Challenge —
Each entry in the listing below should be restated word for word.

-- start Extracted material --

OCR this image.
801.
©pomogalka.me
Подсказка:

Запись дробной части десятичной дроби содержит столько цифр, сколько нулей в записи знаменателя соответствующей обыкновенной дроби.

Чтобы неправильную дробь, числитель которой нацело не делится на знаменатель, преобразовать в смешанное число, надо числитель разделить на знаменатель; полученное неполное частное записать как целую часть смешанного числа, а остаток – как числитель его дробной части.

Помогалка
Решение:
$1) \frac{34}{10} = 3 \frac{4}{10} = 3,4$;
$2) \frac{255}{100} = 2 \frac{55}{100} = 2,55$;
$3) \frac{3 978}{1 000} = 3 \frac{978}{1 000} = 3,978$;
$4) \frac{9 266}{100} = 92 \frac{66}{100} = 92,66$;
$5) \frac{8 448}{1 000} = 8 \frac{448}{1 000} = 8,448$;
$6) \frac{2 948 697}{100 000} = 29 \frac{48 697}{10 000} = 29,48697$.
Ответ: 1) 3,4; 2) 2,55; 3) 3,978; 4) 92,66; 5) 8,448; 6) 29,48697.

-- end Extracted material --

Answer for the task —
OCR this image.
801.
©pomogalka.me
Подсказка:

Запись дробной части десятичной дроби содержит столько цифр, сколько нулей в записи знаменателя соответствующей обыкновенной дроби.

Чтобы неправильную дробь, числитель которой нацело не делится на знаменатель, преобразовать в смешанное число, надо числитель разделить на знаменатель; полученное неполное частное записать как целую часть смешанного числа, а остаток – как числитель его дробной части.

Помогалка
Решение:
$1) \frac{34}{10} = 3 \frac{4}{10} = 3,4$;
$2) \frac{255}{100} = 2 \frac{55}{100} = 2,55$;
$3) \frac{3 978}{1 000} = 3 \frac{978}{1 000} = 3,978$;
$4) \frac{9 266}{100} = 92 \frac{66}{100} = 92,66$;
$5) \frac{8 448}{1 000} = 8 \frac{448}{1 000} = 8,448$;
$6) \frac{2 948 697}{100 000} = 29 \frac{48 697}{10 000} = 29,48697$.
Ответ: 1) 3,4; 2) 2,55; 3) 3,978; 4) 92,66; 5) 8,448; 6) 29,48697.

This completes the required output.